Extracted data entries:
━━━━━━━━
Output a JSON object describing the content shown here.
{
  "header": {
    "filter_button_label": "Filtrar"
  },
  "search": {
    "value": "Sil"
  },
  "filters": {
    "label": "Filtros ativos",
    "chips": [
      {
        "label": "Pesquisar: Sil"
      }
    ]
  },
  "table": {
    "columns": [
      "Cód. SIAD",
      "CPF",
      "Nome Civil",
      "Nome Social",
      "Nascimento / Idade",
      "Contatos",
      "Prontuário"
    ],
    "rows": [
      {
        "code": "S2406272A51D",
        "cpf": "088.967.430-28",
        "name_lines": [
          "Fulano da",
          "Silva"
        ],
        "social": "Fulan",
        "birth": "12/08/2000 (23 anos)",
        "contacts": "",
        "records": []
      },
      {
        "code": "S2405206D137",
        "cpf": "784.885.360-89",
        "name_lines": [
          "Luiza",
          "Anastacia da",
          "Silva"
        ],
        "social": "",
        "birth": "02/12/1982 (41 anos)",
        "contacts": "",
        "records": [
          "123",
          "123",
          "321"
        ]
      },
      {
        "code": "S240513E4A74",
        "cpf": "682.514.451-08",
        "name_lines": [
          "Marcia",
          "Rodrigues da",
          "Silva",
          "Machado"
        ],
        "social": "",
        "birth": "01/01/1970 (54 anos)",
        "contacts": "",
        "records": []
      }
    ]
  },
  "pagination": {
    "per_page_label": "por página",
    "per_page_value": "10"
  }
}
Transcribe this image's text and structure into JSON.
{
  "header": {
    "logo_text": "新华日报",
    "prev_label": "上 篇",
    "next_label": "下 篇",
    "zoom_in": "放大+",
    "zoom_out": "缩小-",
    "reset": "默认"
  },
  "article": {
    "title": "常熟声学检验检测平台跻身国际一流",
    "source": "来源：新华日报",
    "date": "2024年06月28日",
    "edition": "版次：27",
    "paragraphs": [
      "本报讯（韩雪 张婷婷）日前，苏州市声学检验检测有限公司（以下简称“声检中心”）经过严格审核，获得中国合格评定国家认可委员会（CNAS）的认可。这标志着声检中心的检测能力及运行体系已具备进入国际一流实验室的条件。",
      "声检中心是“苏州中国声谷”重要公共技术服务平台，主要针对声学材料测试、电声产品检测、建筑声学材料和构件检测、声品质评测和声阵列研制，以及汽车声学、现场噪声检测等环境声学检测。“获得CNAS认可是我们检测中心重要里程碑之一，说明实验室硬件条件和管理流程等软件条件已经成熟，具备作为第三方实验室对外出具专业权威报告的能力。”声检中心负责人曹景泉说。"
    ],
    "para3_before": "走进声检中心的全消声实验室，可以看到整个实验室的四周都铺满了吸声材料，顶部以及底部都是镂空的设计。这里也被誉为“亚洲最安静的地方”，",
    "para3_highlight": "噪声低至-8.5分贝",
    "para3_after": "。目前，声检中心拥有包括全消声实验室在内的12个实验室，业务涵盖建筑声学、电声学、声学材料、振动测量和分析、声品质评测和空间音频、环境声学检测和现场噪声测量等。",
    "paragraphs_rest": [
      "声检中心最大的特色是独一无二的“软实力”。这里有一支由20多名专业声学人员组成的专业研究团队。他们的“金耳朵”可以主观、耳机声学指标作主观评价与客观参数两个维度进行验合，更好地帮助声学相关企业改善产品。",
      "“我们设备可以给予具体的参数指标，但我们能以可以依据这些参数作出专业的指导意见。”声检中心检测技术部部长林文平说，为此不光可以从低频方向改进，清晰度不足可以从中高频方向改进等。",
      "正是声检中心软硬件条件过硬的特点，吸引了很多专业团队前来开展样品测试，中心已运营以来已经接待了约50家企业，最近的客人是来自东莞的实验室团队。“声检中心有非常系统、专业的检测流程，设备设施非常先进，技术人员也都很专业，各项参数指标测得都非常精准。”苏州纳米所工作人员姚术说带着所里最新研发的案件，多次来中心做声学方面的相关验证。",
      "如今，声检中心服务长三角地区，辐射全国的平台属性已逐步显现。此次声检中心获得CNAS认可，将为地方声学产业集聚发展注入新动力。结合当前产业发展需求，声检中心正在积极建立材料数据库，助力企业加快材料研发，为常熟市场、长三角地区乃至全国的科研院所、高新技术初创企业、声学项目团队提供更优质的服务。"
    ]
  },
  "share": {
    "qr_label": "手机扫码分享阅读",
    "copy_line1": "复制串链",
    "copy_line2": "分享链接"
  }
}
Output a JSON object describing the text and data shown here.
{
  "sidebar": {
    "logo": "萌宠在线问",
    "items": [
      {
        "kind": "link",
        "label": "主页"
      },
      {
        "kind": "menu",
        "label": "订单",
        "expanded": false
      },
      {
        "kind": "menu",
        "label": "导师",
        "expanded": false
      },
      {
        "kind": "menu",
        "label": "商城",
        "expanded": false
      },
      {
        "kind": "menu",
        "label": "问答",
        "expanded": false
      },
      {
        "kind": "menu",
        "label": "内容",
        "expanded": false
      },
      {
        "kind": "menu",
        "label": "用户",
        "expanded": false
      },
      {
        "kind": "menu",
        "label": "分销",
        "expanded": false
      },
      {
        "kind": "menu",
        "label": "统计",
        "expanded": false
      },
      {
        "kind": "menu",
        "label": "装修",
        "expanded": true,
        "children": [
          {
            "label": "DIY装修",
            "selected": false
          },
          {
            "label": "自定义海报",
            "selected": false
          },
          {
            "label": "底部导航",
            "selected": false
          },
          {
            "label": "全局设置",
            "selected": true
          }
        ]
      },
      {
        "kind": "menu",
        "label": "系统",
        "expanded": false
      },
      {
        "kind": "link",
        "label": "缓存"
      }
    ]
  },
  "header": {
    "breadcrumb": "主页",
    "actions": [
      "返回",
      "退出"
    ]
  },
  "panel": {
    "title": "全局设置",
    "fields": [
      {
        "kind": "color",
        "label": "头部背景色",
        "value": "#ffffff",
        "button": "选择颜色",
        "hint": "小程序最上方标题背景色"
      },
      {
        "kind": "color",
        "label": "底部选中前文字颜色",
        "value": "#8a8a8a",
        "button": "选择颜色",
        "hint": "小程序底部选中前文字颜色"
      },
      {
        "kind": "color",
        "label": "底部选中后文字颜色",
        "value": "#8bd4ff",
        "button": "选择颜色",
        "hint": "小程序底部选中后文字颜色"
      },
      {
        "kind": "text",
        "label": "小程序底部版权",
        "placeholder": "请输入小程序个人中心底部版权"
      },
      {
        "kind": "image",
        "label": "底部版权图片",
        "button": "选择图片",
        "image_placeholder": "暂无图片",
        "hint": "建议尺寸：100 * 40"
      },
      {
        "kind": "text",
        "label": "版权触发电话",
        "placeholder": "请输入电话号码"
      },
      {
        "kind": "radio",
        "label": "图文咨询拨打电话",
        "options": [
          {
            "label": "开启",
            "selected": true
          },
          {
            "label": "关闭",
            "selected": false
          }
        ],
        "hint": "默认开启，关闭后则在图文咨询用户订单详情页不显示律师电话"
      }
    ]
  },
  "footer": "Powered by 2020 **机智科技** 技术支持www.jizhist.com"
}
━━━━━━━━
§ **GIVEN PROBLEM**: Reproduce the material exactly, with every line intact.

§ **FINAL ANSWER**:
Output a JSON object describing the content shown here.
{
  "header": {
    "filter_button_label": "Filtrar"
  },
  "search": {
    "value": "Sil"
  },
  "filters": {
    "label": "Filtros ativos",
    "chips": [
      {
        "label": "Pesquisar: Sil"
      }
    ]
  },
  "table": {
    "columns": [
      "Cód. SIAD",
      "CPF",
      "Nome Civil",
      "Nome Social",
      "Nascimento / Idade",
      "Contatos",
      "Prontuário"
    ],
    "rows": [
      {
        "code": "S2406272A51D",
        "cpf": "088.967.430-28",
        "name_lines": [
          "Fulano da",
          "Silva"
        ],
        "social": "Fulan",
        "birth": "12/08/2000 (23 anos)",
        "contacts": "",
        "records": []
      },
      {
        "code": "S2405206D137",
        "cpf": "784.885.360-89",
        "name_lines": [
          "Luiza",
          "Anastacia da",
          "Silva"
        ],
        "social": "",
        "birth": "02/12/1982 (41 anos)",
        "contacts": "",
        "records": [
          "123",
          "123",
          "321"
        ]
      },
      {
        "code": "S240513E4A74",
        "cpf": "682.514.451-08",
        "name_lines": [
          "Marcia",
          "Rodrigues da",
          "Silva",
          "Machado"
        ],
        "social": "",
        "birth": "01/01/1970 (54 anos)",
        "contacts": "",
        "records": []
      }
    ]
  },
  "pagination": {
    "per_page_label": "por página",
    "per_page_value": "10"
  }
}
Transcribe this image's text and structure into JSON.
{
  "header": {
    "logo_text": "新华日报",
    "prev_label": "上 篇",
    "next_label": "下 篇",
    "zoom_in": "放大+",
    "zoom_out": "缩小-",
    "reset": "默认"
  },
  "article": {
    "title": "常熟声学检验检测平台跻身国际一流",
    "source": "来源：新华日报",
    "date": "2024年06月28日",
    "edition": "版次：27",
    "paragraphs": [
      "本报讯（韩雪 张婷婷）日前，苏州市声学检验检测有限公司（以下简称“声检中心”）经过严格审核，获得中国合格评定国家认可委员会（CNAS）的认可。这标志着声检中心的检测能力及运行体系已具备进入国际一流实验室的条件。",
      "声检中心是“苏州中国声谷”重要公共技术服务平台，主要针对声学材料测试、电声产品检测、建筑声学材料和构件检测、声品质评测和声阵列研制，以及汽车声学、现场噪声检测等环境声学检测。“获得CNAS认可是我们检测中心重要里程碑之一，说明实验室硬件条件和管理流程等软件条件已经成熟，具备作为第三方实验室对外出具专业权威报告的能力。”声检中心负责人曹景泉说。"
    ],
    "para3_before": "走进声检中心的全消声实验室，可以看到整个实验室的四周都铺满了吸声材料，顶部以及底部都是镂空的设计。这里也被誉为“亚洲最安静的地方”，",
    "para3_highlight": "噪声低至-8.5分贝",
    "para3_after": "。目前，声检中心拥有包括全消声实验室在内的12个实验室，业务涵盖建筑声学、电声学、声学材料、振动测量和分析、声品质评测和空间音频、环境声学检测和现场噪声测量等。",
    "paragraphs_rest": [
      "声检中心最大的特色是独一无二的“软实力”。这里有一支由20多名专业声学人员组成的专业研究团队。他们的“金耳朵”可以主观、耳机声学指标作主观评价与客观参数两个维度进行验合，更好地帮助声学相关企业改善产品。",
      "“我们设备可以给予具体的参数指标，但我们能以可以依据这些参数作出专业的指导意见。”声检中心检测技术部部长林文平说，为此不光可以从低频方向改进，清晰度不足可以从中高频方向改进等。",
      "正是声检中心软硬件条件过硬的特点，吸引了很多专业团队前来开展样品测试，中心已运营以来已经接待了约50家企业，最近的客人是来自东莞的实验室团队。“声检中心有非常系统、专业的检测流程，设备设施非常先进，技术人员也都很专业，各项参数指标测得都非常精准。”苏州纳米所工作人员姚术说带着所里最新研发的案件，多次来中心做声学方面的相关验证。",
      "如今，声检中心服务长三角地区，辐射全国的平台属性已逐步显现。此次声检中心获得CNAS认可，将为地方声学产业集聚发展注入新动力。结合当前产业发展需求，声检中心正在积极建立材料数据库，助力企业加快材料研发，为常熟市场、长三角地区乃至全国的科研院所、高新技术初创企业、声学项目团队提供更优质的服务。"
    ]
  },
  "share": {
    "qr_label": "手机扫码分享阅读",
    "copy_line1": "复制串链",
    "copy_line2": "分享链接"
  }
}
Output a JSON object describing the text and data shown here.
{
  "sidebar": {
    "logo": "萌宠在线问",
    "items": [
      {
        "kind": "link",
        "label": "主页"
      },
      {
        "kind": "menu",
        "label": "订单",
        "expanded": false
      },
      {
        "kind": "menu",
        "label": "导师",
        "expanded": false
      },
      {
        "kind": "menu",
        "label": "商城",
        "expanded": false
      },
      {
        "kind": "menu",
        "label": "问答",
        "expanded": false
      },
      {
        "kind": "menu",
        "label": "内容",
        "expanded": false
      },
      {
        "kind": "menu",
        "label": "用户",
        "expanded": false
      },
      {
        "kind": "menu",
        "label": "分销",
        "expanded": false
      },
      {
        "kind": "menu",
        "label": "统计",
        "expanded": false
      },
      {
        "kind": "menu",
        "label": "装修",
        "expanded": true,
        "children": [
          {
            "label": "DIY装修",
            "selected": false
          },
          {
            "label": "自定义海报",
            "selected": false
          },
          {
            "label": "底部导航",
            "selected": false
          },
          {
            "label": "全局设置",
            "selected": true
          }
        ]
      },
      {
        "kind": "menu",
        "label": "系统",
        "expanded": false
      },
      {
        "kind": "link",
        "label": "缓存"
      }
    ]
  },
  "header": {
    "breadcrumb": "主页",
    "actions": [
      "返回",
      "退出"
    ]
  },
  "panel": {
    "title": "全局设置",
    "fields": [
      {
        "kind": "color",
        "label": "头部背景色",
        "value": "#ffffff",
        "button": "选择颜色",
        "hint": "小程序最上方标题背景色"
      },
      {
        "kind": "color",
        "label": "底部选中前文字颜色",
        "value": "#8a8a8a",
        "button": "选择颜色",
        "hint": "小程序底部选中前文字颜色"
      },
      {
        "kind": "color",
        "label": "底部选中后文字颜色",
        "value": "#8bd4ff",
        "button": "选择颜色",
        "hint": "小程序底部选中后文字颜色"
      },
      {
        "kind": "text",
        "label": "小程序底部版权",
        "placeholder": "请输入小程序个人中心底部版权"
      },
      {
        "kind": "image",
        "label": "底部版权图片",
        "button": "选择图片",
        "image_placeholder": "暂无图片",
        "hint": "建议尺寸：100 * 40"
      },
      {
        "kind": "text",
        "label": "版权触发电话",
        "placeholder": "请输入电话号码"
      },
      {
        "kind": "radio",
        "label": "图文咨询拨打电话",
        "options": [
          {
            "label": "开启",
            "selected": true
          },
          {
            "label": "关闭",
            "selected": false
          }
        ],
        "hint": "默认开启，关闭后则在图文咨询用户订单详情页不显示律师电话"
      }
    ]
  },
  "footer": "Powered by 2020 **机智科技** 技术支持www.jizhist.com"
}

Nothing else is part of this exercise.